╭─ Supplied records
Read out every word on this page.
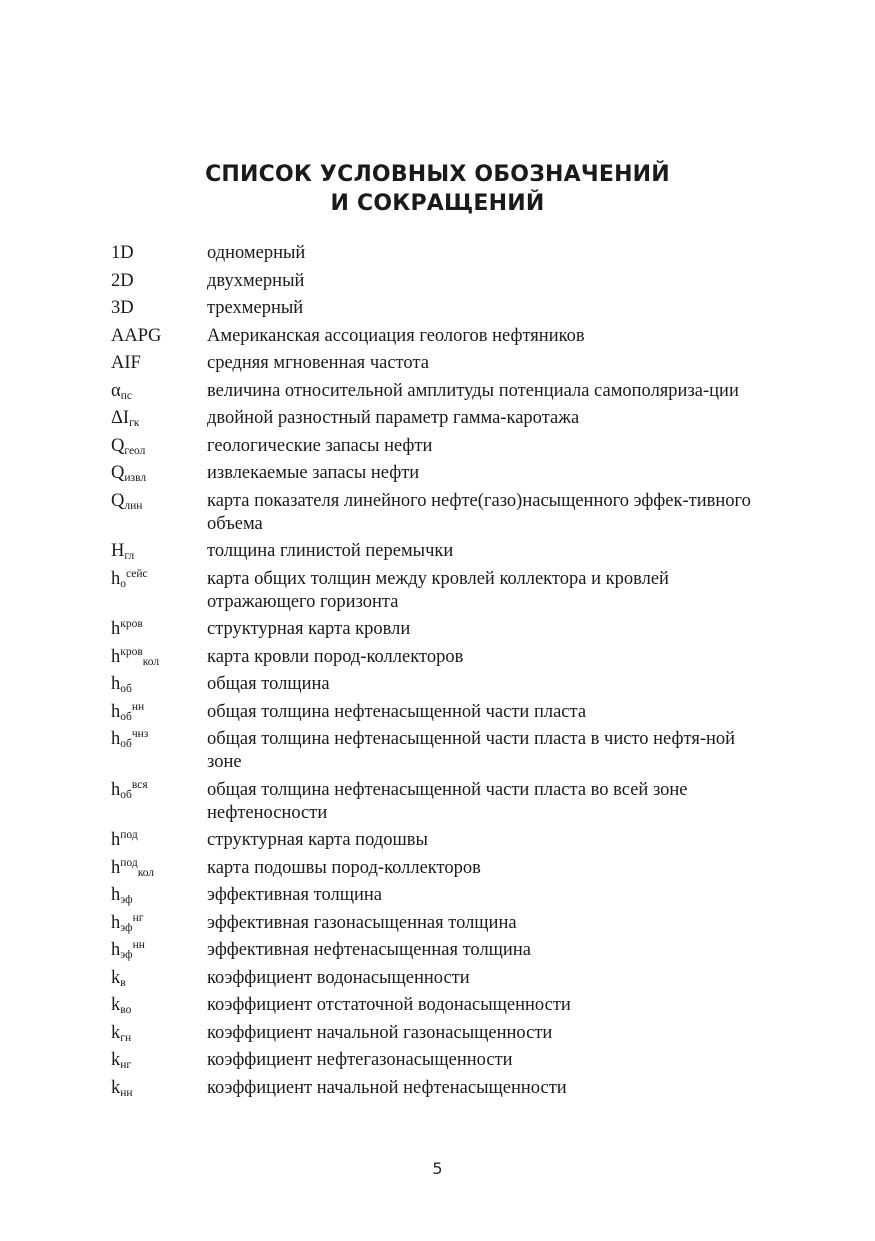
СПИСОК УСЛОВНЫХ ОБОЗНАЧЕНИЙ
И СОКРАЩЕНИЙ
1D	одномерный
2D	двухмерный
3D	трехмерный
AAPG	Американская ассоциация геологов нефтяников
AIF	средняя мгновенная частота
$\alpha_{пс}$	величина относительной амплитуды потенциала самополяриза-ции
$\Delta I_{гк}$	двойной разностный параметр гамма-каротажа
$Q_{геол}$	геологические запасы нефти
$Q_{извл}$	извлекаемые запасы нефти
$Q_{лин}$	карта показателя линейного нефте(газо)насыщенного эффек-тивного объема
$H_{гл}$	толщина глинистой перемычки
$h_о^{сейс}$	карта общих толщин между кровлей коллектора и кровлей отражающего горизонта
$h^{кров}$	структурная карта кровли
$h^{кров}_{кол}$	карта кровли пород-коллекторов
$h_{об}$	общая толщина
$h_{об}^{нн}$	общая толщина нефтенасыщенной части пласта
$h_{об}^{чнз}$	общая толщина нефтенасыщенной части пласта в чисто нефтя-ной зоне
$h_{об}^{вся}$	общая толщина нефтенасыщенной части пласта во всей зоне нефтеносности
$h^{под}$	структурная карта подошвы
$h^{под}_{кол}$	карта подошвы пород-коллекторов
$h_{эф}$	эффективная толщина
$h_{эф}^{нг}$	эффективная газонасыщенная толщина
$h_{эф}^{нн}$	эффективная нефтенасыщенная толщина
$k_в$	коэффициент водонасыщенности
$k_{во}$	коэффициент отстаточной водонасыщенности
$k_{гн}$	коэффициент начальной газонасыщенности
$k_{нг}$	коэффициент нефтегазонасыщенности
$k_{нн}$	коэффициент начальной нефтенасыщенности
5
╰─
## Work required
Search the records for the word "пласта" and copy every line where it occurs.

## Written response
$h_{об}^{нн}$	общая толщина нефтенасыщенной части пласта
$h_{об}^{чнз}$	общая толщина нефтенасыщенной части пласта в чисто нефтя-ной зоне
$h_{об}^{вся}$	общая толщина нефтенасыщенной части пласта во всей зоне нефтеносности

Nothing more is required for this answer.